» TASK:
Among the entries below, which lines include the string "Майонез"? Show each one.

Recorded data
• • • • •
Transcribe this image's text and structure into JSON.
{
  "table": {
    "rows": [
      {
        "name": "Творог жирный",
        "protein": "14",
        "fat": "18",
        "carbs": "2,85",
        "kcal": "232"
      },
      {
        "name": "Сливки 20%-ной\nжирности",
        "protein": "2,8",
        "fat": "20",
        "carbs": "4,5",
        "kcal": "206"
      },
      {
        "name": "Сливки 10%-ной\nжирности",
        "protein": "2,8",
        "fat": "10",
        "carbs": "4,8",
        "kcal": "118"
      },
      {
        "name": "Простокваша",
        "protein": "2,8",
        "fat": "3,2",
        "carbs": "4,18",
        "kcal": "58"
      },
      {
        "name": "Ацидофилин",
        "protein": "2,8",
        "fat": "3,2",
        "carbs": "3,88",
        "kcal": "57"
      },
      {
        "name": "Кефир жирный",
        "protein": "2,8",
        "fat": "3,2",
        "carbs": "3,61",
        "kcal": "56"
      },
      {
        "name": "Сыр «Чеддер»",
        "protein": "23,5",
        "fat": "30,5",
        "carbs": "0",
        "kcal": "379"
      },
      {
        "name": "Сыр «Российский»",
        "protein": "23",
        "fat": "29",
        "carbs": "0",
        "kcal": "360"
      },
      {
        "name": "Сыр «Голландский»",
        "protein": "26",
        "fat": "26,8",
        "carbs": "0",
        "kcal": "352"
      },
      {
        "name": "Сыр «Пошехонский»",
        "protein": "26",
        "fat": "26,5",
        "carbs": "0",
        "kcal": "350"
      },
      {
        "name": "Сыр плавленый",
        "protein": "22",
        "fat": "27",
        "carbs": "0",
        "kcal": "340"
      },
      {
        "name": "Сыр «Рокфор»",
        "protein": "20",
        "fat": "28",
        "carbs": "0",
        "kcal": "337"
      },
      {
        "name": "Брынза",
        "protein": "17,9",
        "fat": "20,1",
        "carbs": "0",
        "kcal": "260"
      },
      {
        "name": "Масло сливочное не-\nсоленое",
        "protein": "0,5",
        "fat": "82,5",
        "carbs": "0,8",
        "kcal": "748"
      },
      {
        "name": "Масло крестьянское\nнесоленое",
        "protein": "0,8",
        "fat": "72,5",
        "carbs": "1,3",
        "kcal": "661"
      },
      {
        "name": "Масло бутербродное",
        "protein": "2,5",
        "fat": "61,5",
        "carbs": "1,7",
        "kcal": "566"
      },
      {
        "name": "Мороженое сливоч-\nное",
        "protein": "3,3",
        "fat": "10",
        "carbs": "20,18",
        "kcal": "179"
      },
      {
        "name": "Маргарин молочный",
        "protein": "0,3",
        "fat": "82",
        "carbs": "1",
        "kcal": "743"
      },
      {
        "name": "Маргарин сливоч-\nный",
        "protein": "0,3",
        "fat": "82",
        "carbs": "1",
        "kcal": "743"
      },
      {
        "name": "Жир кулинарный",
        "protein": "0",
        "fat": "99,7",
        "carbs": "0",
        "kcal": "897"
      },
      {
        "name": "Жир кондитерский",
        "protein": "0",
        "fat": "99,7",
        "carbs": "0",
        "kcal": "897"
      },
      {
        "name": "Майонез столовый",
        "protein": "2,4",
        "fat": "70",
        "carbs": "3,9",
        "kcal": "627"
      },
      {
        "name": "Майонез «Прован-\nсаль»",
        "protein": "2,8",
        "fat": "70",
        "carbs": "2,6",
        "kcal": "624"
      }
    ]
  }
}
• • • • •
» FINISHED TASK:
        "name": "Майонез столовый",
        "name": "Майонез «Прован-\nсаль»",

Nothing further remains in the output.